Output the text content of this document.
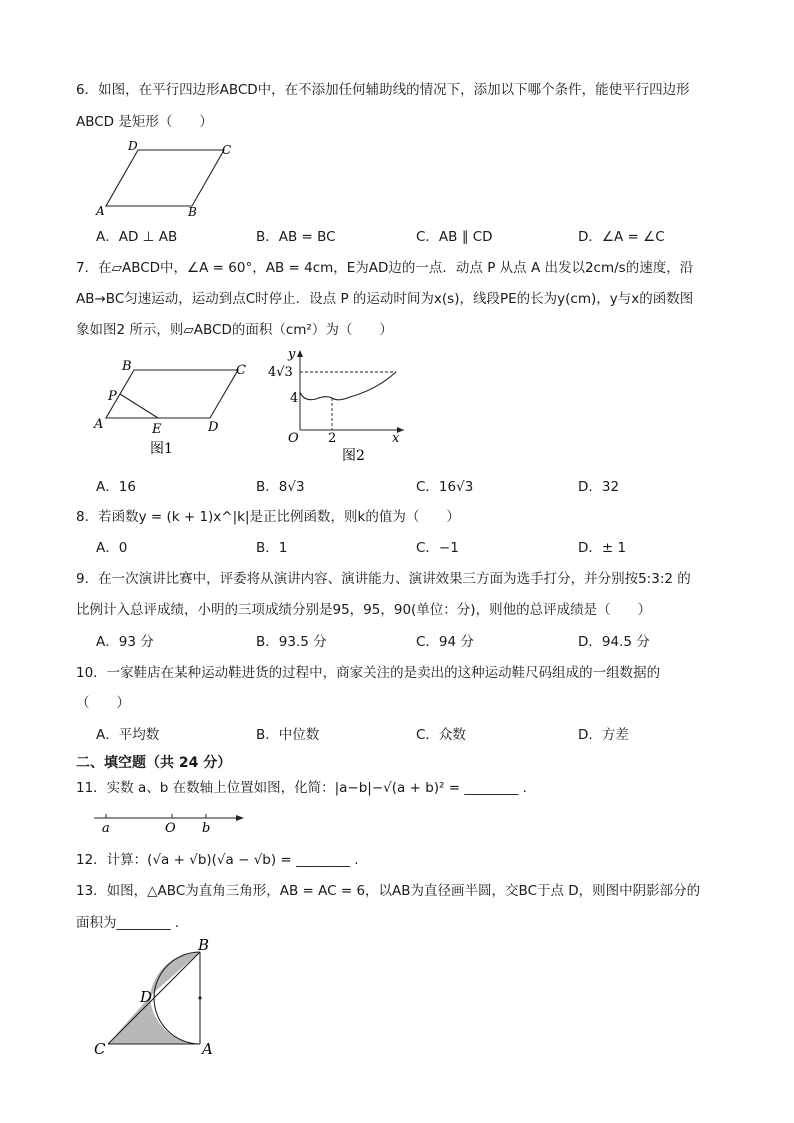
6．如图，在平行四边形ABCD中，在不添加任何辅助线的情况下，添加以下哪个条件，能使平行四边形
ABCD 是矩形（　　）
D	C
A	B
A．AD ⊥ AB	B．AB = BC	C．AB ∥ CD	D．∠A = ∠C
7．在▱ABCD中，∠A = 60°，AB = 4cm，E为AD边的一点．动点 P 从点 A 出发以2cm/s的速度，沿
AB→BC匀速运动，运动到点C时停止．设点 P 的运动时间为x(s)，线段PE的长为y(cm)，y与x的函数图
象如图2 所示，则▱ABCD的面积（cm²）为（　　）
B	C
P
A	E	D
图1
y
4√3
4
O 2	x
图2
A．16	B．8√3	C．16√3	D．32
8．若函数y = (k + 1)x^|k|是正比例函数，则k的值为（　　）
A．0	B．1	C．−1	D．± 1
9．在一次演讲比赛中，评委将从演讲内容、演讲能力、演讲效果三方面为选手打分，并分别按5:3:2 的
比例计入总评成绩，小明的三项成绩分别是95，95，90(单位：分)，则他的总评成绩是（　　）
A．93 分	B．93.5 分	C．94 分	D．94.5 分
10．一家鞋店在某种运动鞋进货的过程中，商家关注的是卖出的这种运动鞋尺码组成的一组数据的
（　　）
A．平均数	B．中位数	C．众数	D．方差
二、填空题（共 24 分）
11．实数 a、b 在数轴上位置如图，化简：|a−b|−√(a + b)² = ________ .
a	O b
12．计算：(√a + √b)(√a − √b) = ________ .
13．如图，△ABC为直角三角形，AB = AC = 6，以AB为直径画半圆，交BC于点 D，则图中阴影部分的
面积为________ .
B
D
C	A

^^^^

Do this>
Working from the material above, transcribe it exactly while omitting pictures.

Answer in full>
Output the text content of this document.
6．如图，在平行四边形ABCD中，在不添加任何辅助线的情况下，添加以下哪个条件，能使平行四边形
ABCD 是矩形（　　）
D	C
A	B
A．AD ⊥ AB	B．AB = BC	C．AB ∥ CD	D．∠A = ∠C
7．在▱ABCD中，∠A = 60°，AB = 4cm，E为AD边的一点．动点 P 从点 A 出发以2cm/s的速度，沿
AB→BC匀速运动，运动到点C时停止．设点 P 的运动时间为x(s)，线段PE的长为y(cm)，y与x的函数图
象如图2 所示，则▱ABCD的面积（cm²）为（　　）
B	C
P
A	E	D
图1
y
4√3
4
O 2	x
图2
A．16	B．8√3	C．16√3	D．32
8．若函数y = (k + 1)x^|k|是正比例函数，则k的值为（　　）
A．0	B．1	C．−1	D．± 1
9．在一次演讲比赛中，评委将从演讲内容、演讲能力、演讲效果三方面为选手打分，并分别按5:3:2 的
比例计入总评成绩，小明的三项成绩分别是95，95，90(单位：分)，则他的总评成绩是（　　）
A．93 分	B．93.5 分	C．94 分	D．94.5 分
10．一家鞋店在某种运动鞋进货的过程中，商家关注的是卖出的这种运动鞋尺码组成的一组数据的
（　　）
A．平均数	B．中位数	C．众数	D．方差
二、填空题（共 24 分）
11．实数 a、b 在数轴上位置如图，化简：|a−b|−√(a + b)² = ________ .
a	O b
12．计算：(√a + √b)(√a − √b) = ________ .
13．如图，△ABC为直角三角形，AB = AC = 6，以AB为直径画半圆，交BC于点 D，则图中阴影部分的
面积为________ .
B
D
C	A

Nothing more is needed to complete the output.